- WHAT YOU SHOULD DO: Look for the string "data" and copy every line that has it.

- RECORDS PROVIDED:

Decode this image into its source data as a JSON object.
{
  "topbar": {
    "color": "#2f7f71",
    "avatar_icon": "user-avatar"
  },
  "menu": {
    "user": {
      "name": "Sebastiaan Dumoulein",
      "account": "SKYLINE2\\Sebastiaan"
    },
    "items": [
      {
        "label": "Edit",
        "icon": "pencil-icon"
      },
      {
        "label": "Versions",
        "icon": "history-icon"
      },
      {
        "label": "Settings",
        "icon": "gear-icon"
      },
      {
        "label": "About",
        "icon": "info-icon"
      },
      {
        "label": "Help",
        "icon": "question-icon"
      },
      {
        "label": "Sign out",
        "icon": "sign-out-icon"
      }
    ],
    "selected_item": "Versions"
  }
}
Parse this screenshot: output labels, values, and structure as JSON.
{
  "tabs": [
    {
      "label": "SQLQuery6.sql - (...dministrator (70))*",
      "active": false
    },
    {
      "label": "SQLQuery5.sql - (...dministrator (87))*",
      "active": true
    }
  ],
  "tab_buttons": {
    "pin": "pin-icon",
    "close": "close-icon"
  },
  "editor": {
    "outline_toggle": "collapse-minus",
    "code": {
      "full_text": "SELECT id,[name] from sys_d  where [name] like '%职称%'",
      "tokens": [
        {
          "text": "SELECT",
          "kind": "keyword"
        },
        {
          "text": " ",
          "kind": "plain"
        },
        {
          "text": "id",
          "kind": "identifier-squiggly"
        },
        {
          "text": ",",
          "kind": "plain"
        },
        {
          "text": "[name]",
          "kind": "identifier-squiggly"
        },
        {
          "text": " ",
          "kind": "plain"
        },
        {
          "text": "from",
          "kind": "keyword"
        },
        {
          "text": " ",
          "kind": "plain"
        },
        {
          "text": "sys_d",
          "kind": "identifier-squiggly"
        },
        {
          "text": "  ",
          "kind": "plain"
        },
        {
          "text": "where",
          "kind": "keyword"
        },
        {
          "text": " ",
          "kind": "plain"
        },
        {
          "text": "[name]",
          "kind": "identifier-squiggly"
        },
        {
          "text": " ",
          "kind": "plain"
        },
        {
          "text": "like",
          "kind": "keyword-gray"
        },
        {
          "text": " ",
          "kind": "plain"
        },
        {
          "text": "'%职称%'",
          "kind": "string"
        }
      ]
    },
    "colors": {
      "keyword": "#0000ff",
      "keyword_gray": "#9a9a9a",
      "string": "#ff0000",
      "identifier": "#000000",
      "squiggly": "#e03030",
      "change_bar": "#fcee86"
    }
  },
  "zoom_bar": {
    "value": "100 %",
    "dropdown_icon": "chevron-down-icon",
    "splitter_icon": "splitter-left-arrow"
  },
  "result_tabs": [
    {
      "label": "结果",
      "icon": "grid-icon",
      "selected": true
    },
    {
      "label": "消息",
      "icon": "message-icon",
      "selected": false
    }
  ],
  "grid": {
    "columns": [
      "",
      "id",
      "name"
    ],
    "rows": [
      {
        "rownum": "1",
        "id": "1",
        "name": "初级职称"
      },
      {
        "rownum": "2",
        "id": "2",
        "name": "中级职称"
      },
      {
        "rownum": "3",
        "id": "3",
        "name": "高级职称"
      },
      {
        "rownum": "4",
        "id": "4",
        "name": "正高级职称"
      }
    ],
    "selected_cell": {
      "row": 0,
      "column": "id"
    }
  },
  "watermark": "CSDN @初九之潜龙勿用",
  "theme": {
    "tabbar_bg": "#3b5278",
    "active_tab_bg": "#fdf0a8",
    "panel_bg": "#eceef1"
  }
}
==
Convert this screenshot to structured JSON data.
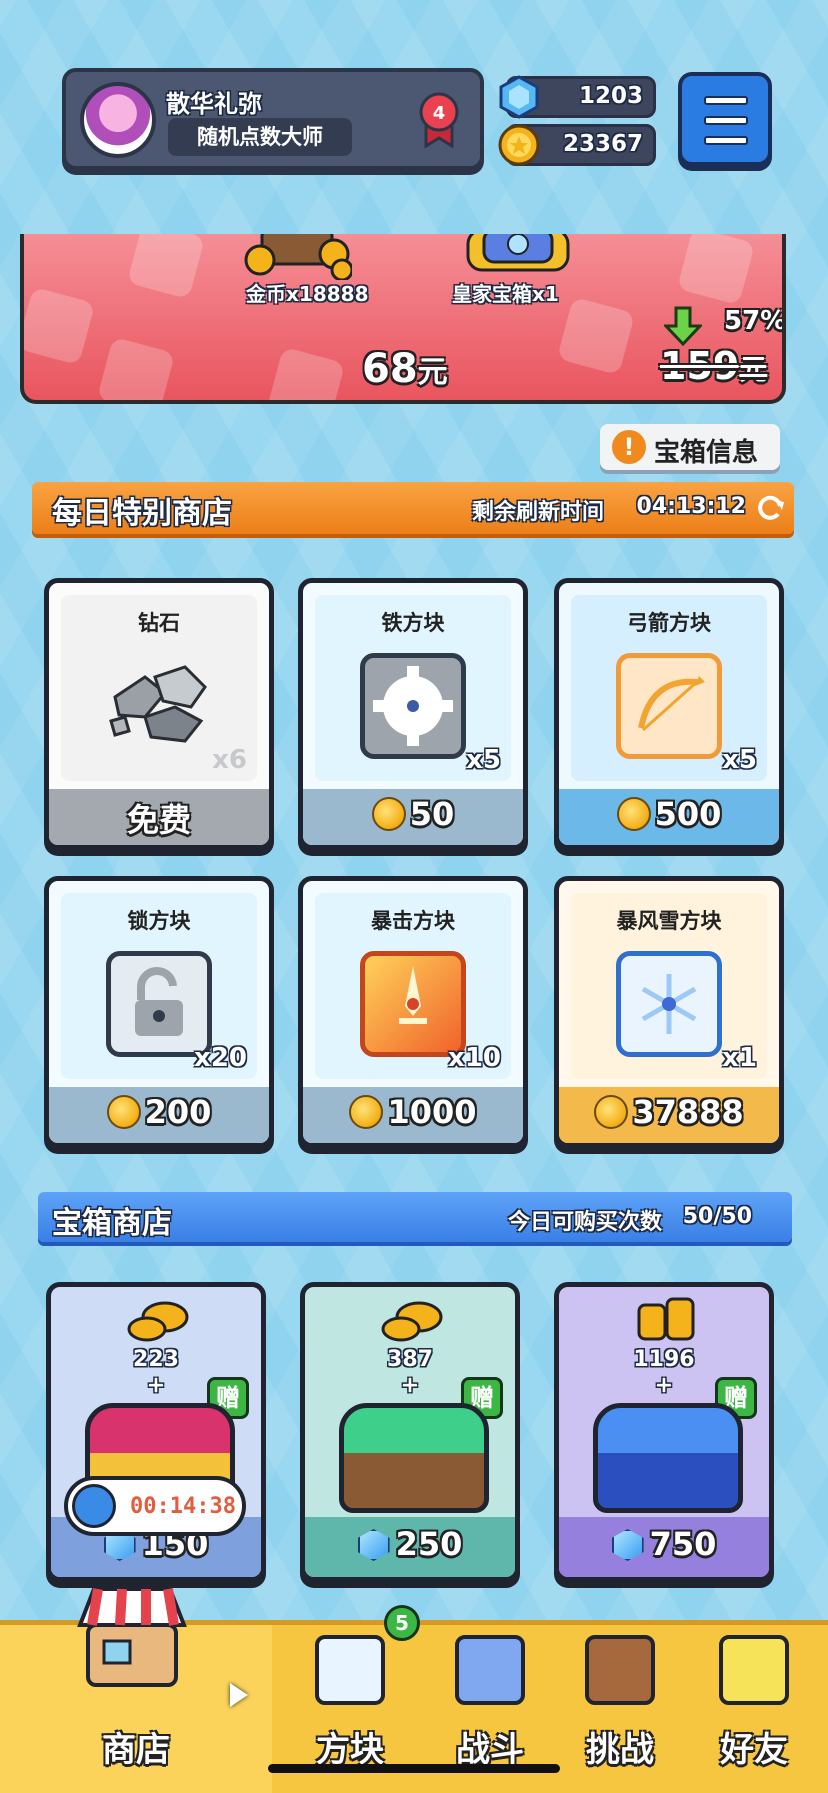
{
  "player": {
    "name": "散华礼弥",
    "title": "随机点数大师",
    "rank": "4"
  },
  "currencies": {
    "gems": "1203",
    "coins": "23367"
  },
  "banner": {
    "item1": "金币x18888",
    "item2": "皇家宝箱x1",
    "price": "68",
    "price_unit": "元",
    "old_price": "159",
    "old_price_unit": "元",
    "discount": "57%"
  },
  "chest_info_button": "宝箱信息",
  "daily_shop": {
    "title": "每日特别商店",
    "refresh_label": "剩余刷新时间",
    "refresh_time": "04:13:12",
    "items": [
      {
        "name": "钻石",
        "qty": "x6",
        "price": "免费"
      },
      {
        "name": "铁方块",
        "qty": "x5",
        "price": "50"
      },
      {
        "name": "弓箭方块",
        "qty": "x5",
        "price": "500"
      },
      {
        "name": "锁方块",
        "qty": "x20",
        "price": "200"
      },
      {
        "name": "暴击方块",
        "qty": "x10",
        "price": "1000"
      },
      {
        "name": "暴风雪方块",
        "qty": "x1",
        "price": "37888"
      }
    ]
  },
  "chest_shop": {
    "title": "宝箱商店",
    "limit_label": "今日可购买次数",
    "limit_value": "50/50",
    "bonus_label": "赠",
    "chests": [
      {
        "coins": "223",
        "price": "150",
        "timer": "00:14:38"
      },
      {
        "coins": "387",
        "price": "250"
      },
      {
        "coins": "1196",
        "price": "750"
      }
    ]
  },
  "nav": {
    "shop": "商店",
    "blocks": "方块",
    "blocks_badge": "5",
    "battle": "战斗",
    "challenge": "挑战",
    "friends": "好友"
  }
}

- OUTPUT OF THE EXERCISE:
Decode this image into its source data as a JSON object.
Convert this screenshot to structured JSON data.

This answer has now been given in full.